> **WORK TO BE COMPLETED**: Counting only lines that hold "this", give the total and nothing more.
[START OF RECORDS SUPPLIED]
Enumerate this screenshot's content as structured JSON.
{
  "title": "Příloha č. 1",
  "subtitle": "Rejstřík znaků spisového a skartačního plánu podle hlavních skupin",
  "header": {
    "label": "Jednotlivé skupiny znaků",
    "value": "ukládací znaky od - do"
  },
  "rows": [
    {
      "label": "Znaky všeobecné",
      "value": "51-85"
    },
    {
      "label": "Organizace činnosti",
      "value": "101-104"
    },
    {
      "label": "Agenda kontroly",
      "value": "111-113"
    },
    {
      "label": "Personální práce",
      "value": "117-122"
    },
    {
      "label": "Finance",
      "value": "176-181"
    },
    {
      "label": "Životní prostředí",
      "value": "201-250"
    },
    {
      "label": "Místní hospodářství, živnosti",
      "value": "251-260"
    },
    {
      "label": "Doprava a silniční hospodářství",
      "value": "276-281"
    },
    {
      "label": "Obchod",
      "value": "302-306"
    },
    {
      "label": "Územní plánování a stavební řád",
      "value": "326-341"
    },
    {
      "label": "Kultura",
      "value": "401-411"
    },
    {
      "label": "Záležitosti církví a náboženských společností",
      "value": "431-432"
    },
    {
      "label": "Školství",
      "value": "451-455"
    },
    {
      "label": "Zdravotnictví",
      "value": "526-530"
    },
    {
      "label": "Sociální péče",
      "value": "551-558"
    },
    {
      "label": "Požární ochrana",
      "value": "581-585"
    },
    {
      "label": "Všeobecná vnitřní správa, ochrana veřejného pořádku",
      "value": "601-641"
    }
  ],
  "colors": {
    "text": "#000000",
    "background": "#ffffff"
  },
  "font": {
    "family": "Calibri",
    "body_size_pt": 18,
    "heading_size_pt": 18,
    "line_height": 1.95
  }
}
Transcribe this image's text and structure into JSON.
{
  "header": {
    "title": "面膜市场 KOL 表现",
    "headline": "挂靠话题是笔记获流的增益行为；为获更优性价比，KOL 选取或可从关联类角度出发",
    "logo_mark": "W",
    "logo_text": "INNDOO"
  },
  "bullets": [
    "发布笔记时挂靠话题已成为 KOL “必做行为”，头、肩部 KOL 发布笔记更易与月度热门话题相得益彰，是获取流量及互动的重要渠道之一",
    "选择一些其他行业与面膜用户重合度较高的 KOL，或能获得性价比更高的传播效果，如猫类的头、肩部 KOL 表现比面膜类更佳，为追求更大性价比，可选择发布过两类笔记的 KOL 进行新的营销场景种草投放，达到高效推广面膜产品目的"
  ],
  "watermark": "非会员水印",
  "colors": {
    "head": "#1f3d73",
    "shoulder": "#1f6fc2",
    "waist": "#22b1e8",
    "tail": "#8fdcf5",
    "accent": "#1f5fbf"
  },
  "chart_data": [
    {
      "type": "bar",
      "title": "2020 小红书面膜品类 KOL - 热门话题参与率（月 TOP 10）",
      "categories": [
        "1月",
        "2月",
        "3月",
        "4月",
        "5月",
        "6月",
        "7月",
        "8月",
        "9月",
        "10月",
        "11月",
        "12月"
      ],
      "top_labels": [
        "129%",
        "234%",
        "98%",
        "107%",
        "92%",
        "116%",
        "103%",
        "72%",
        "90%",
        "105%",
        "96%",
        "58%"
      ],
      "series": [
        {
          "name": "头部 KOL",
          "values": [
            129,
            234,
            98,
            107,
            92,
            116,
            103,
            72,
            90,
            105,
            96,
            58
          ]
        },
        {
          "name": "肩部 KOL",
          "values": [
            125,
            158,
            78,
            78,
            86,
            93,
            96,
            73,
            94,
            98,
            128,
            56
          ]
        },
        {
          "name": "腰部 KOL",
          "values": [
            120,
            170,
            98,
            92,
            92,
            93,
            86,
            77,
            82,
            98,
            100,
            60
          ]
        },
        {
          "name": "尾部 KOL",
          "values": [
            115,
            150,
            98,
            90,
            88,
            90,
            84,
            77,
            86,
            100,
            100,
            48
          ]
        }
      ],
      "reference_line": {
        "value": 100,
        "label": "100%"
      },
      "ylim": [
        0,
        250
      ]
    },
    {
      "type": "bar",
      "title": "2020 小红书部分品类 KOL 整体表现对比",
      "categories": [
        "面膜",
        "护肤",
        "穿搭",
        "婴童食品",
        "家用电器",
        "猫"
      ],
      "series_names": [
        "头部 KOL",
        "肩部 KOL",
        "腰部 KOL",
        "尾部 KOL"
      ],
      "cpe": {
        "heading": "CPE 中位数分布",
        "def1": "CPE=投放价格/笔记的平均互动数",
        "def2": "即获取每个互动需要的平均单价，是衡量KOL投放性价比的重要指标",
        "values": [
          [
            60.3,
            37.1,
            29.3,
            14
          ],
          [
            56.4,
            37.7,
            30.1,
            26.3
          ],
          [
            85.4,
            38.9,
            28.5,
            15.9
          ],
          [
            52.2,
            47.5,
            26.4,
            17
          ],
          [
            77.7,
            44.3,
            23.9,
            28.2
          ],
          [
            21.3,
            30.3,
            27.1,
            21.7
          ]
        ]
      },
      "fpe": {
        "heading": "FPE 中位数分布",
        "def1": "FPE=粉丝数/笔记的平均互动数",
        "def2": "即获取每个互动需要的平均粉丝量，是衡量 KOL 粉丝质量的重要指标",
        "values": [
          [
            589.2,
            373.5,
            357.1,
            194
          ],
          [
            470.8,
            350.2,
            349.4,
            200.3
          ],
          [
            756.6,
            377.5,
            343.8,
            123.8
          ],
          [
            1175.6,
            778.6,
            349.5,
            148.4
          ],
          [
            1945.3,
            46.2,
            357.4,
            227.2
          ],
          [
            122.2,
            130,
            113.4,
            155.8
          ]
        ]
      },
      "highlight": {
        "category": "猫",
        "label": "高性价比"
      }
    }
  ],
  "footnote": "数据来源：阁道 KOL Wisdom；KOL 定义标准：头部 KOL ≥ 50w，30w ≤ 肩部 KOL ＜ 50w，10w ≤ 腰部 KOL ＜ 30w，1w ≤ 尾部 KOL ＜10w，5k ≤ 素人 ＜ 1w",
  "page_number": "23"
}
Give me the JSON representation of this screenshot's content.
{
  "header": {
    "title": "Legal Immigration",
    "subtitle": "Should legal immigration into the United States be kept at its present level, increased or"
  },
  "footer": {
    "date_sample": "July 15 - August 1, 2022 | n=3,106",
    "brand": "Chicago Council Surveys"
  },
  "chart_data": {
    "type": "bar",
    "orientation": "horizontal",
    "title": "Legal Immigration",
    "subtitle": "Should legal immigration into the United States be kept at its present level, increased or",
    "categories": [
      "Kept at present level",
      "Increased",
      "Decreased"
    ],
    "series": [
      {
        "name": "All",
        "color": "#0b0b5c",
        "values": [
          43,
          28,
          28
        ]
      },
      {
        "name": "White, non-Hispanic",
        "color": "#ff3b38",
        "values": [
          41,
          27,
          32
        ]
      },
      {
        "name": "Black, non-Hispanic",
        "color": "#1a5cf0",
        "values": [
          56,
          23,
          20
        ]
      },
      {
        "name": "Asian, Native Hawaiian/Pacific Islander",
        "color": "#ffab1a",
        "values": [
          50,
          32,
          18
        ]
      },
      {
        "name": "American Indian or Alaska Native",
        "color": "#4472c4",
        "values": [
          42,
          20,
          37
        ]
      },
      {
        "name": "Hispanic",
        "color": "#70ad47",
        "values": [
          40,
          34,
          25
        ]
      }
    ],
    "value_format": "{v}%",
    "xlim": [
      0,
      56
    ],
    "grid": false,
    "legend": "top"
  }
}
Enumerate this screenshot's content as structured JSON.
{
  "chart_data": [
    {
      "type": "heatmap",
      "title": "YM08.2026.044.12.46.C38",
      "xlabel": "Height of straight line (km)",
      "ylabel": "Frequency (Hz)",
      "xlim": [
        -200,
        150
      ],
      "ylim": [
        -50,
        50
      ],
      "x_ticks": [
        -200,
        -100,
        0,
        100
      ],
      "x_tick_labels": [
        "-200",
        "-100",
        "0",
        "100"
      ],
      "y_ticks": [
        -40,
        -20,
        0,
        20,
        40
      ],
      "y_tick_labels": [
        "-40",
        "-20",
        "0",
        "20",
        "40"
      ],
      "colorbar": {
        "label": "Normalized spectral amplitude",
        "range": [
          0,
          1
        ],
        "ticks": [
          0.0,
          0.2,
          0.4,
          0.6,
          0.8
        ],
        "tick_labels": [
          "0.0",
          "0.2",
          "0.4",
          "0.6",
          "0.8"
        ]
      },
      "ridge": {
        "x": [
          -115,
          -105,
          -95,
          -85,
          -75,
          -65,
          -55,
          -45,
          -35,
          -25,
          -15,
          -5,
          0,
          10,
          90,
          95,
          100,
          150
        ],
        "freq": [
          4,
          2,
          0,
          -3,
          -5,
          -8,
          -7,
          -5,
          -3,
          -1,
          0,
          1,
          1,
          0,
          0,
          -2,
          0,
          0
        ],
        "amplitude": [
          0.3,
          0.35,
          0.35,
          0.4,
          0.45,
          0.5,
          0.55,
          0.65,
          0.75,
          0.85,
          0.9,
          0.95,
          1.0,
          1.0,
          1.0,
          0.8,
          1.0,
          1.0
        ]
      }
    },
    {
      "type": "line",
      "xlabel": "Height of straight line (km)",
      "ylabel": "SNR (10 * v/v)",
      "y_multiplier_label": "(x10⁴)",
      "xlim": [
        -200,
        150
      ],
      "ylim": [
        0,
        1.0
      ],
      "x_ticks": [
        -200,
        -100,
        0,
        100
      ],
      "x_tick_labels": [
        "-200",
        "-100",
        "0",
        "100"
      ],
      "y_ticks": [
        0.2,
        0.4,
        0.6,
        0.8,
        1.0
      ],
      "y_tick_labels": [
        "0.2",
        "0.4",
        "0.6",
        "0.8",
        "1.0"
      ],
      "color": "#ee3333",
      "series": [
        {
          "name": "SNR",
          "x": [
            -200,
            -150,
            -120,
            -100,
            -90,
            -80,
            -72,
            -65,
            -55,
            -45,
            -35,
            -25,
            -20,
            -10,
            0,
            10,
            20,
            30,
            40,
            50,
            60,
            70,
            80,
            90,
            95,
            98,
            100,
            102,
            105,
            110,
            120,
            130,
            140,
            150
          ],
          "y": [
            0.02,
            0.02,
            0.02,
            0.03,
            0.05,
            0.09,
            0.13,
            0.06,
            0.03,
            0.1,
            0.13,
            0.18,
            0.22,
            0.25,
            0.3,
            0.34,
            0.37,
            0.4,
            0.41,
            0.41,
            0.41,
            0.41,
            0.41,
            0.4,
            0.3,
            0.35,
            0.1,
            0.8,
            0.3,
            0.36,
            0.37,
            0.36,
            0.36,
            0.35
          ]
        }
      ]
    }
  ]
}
[END OF RECORDS SUPPLIED]
> **IN RESPONSE**: 4